Stored data entries:
▽

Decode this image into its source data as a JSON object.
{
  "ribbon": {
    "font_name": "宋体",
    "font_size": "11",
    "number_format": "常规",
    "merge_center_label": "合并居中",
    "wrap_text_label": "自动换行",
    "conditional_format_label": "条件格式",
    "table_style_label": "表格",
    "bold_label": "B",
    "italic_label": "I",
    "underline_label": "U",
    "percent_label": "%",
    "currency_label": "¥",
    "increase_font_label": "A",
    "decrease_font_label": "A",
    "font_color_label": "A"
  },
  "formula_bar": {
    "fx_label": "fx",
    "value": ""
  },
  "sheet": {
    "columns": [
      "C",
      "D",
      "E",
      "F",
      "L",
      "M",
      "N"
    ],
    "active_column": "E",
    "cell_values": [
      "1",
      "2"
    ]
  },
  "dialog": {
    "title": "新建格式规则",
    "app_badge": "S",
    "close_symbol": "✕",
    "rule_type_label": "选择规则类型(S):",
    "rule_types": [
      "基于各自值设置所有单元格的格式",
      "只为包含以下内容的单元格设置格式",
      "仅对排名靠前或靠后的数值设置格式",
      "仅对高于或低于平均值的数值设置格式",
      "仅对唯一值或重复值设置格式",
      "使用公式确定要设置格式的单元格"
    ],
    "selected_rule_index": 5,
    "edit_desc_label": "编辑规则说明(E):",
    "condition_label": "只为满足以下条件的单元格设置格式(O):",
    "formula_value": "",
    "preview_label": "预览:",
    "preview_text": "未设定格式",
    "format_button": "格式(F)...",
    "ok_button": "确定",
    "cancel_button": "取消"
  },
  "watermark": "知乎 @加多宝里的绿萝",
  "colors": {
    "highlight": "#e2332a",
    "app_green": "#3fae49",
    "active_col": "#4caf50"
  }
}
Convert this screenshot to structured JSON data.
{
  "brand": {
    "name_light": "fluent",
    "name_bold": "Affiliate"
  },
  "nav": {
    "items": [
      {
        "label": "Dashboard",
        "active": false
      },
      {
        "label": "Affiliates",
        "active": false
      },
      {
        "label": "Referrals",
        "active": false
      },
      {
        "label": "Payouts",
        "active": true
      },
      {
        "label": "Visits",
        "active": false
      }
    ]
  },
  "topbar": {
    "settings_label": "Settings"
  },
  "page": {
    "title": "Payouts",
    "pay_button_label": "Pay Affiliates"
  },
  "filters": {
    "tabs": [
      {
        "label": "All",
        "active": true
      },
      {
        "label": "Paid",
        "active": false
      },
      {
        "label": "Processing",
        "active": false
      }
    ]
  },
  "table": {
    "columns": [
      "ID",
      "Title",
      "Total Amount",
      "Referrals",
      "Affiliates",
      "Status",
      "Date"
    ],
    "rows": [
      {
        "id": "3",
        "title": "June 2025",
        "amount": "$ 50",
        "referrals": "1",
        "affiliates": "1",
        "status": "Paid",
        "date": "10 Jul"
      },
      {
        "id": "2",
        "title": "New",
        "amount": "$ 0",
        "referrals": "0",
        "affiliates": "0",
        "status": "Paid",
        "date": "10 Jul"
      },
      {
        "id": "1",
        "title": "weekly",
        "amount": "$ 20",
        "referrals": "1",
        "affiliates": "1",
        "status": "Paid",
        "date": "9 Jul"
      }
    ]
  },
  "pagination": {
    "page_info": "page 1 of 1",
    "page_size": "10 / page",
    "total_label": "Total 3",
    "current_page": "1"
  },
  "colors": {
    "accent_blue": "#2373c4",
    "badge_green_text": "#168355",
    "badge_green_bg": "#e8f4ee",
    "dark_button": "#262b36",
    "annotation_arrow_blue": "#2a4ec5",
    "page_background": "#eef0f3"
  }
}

△

-- Exercise description --
Would you give the material above again, complete and exact?

-- Response --
Decode this image into its source data as a JSON object.
{
  "ribbon": {
    "font_name": "宋体",
    "font_size": "11",
    "number_format": "常规",
    "merge_center_label": "合并居中",
    "wrap_text_label": "自动换行",
    "conditional_format_label": "条件格式",
    "table_style_label": "表格",
    "bold_label": "B",
    "italic_label": "I",
    "underline_label": "U",
    "percent_label": "%",
    "currency_label": "¥",
    "increase_font_label": "A",
    "decrease_font_label": "A",
    "font_color_label": "A"
  },
  "formula_bar": {
    "fx_label": "fx",
    "value": ""
  },
  "sheet": {
    "columns": [
      "C",
      "D",
      "E",
      "F",
      "L",
      "M",
      "N"
    ],
    "active_column": "E",
    "cell_values": [
      "1",
      "2"
    ]
  },
  "dialog": {
    "title": "新建格式规则",
    "app_badge": "S",
    "close_symbol": "✕",
    "rule_type_label": "选择规则类型(S):",
    "rule_types": [
      "基于各自值设置所有单元格的格式",
      "只为包含以下内容的单元格设置格式",
      "仅对排名靠前或靠后的数值设置格式",
      "仅对高于或低于平均值的数值设置格式",
      "仅对唯一值或重复值设置格式",
      "使用公式确定要设置格式的单元格"
    ],
    "selected_rule_index": 5,
    "edit_desc_label": "编辑规则说明(E):",
    "condition_label": "只为满足以下条件的单元格设置格式(O):",
    "formula_value": "",
    "preview_label": "预览:",
    "preview_text": "未设定格式",
    "format_button": "格式(F)...",
    "ok_button": "确定",
    "cancel_button": "取消"
  },
  "watermark": "知乎 @加多宝里的绿萝",
  "colors": {
    "highlight": "#e2332a",
    "app_green": "#3fae49",
    "active_col": "#4caf50"
  }
}
Convert this screenshot to structured JSON data.
{
  "brand": {
    "name_light": "fluent",
    "name_bold": "Affiliate"
  },
  "nav": {
    "items": [
      {
        "label": "Dashboard",
        "active": false
      },
      {
        "label": "Affiliates",
        "active": false
      },
      {
        "label": "Referrals",
        "active": false
      },
      {
        "label": "Payouts",
        "active": true
      },
      {
        "label": "Visits",
        "active": false
      }
    ]
  },
  "topbar": {
    "settings_label": "Settings"
  },
  "page": {
    "title": "Payouts",
    "pay_button_label": "Pay Affiliates"
  },
  "filters": {
    "tabs": [
      {
        "label": "All",
        "active": true
      },
      {
        "label": "Paid",
        "active": false
      },
      {
        "label": "Processing",
        "active": false
      }
    ]
  },
  "table": {
    "columns": [
      "ID",
      "Title",
      "Total Amount",
      "Referrals",
      "Affiliates",
      "Status",
      "Date"
    ],
    "rows": [
      {
        "id": "3",
        "title": "June 2025",
        "amount": "$ 50",
        "referrals": "1",
        "affiliates": "1",
        "status": "Paid",
        "date": "10 Jul"
      },
      {
        "id": "2",
        "title": "New",
        "amount": "$ 0",
        "referrals": "0",
        "affiliates": "0",
        "status": "Paid",
        "date": "10 Jul"
      },
      {
        "id": "1",
        "title": "weekly",
        "amount": "$ 20",
        "referrals": "1",
        "affiliates": "1",
        "status": "Paid",
        "date": "9 Jul"
      }
    ]
  },
  "pagination": {
    "page_info": "page 1 of 1",
    "page_size": "10 / page",
    "total_label": "Total 3",
    "current_page": "1"
  },
  "colors": {
    "accent_blue": "#2373c4",
    "badge_green_text": "#168355",
    "badge_green_bg": "#e8f4ee",
    "dark_button": "#262b36",
    "annotation_arrow_blue": "#2a4ec5",
    "page_background": "#eef0f3"
  }
}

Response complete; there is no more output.